** STATED TASK **
Print all of the data exactly as written.

** RECORDS SUPPLIED **
----------
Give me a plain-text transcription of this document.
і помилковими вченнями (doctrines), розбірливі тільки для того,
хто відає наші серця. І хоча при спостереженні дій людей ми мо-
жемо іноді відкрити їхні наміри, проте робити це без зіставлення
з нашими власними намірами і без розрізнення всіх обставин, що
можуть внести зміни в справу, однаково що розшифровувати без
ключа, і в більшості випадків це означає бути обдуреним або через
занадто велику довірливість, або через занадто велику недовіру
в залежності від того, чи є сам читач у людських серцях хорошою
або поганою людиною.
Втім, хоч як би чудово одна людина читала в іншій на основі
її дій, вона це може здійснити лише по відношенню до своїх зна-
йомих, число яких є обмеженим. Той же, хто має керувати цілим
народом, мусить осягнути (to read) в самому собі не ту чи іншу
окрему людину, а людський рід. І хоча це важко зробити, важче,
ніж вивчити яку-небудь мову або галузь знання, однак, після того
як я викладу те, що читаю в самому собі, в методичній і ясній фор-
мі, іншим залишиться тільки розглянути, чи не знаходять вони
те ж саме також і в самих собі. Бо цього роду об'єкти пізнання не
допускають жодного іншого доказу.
----------
** EXPECTED OUTPUT **
Give me a plain-text transcription of this document.
і помилковими вченнями (doctrines), розбірливі тільки для того,
хто відає наші серця. І хоча при спостереженні дій людей ми мо-
жемо іноді відкрити їхні наміри, проте робити це без зіставлення
з нашими власними намірами і без розрізнення всіх обставин, що
можуть внести зміни в справу, однаково що розшифровувати без
ключа, і в більшості випадків це означає бути обдуреним або через
занадто велику довірливість, або через занадто велику недовіру
в залежності від того, чи є сам читач у людських серцях хорошою
або поганою людиною.
Втім, хоч як би чудово одна людина читала в іншій на основі
її дій, вона це може здійснити лише по відношенню до своїх зна-
йомих, число яких є обмеженим. Той же, хто має керувати цілим
народом, мусить осягнути (to read) в самому собі не ту чи іншу
окрему людину, а людський рід. І хоча це важко зробити, важче,
ніж вивчити яку-небудь мову або галузь знання, однак, після того
як я викладу те, що читаю в самому собі, в методичній і ясній фор-
мі, іншим залишиться тільки розглянути, чи не знаходять вони
те ж саме також і в самих собі. Бо цього роду об'єкти пізнання не
допускають жодного іншого доказу.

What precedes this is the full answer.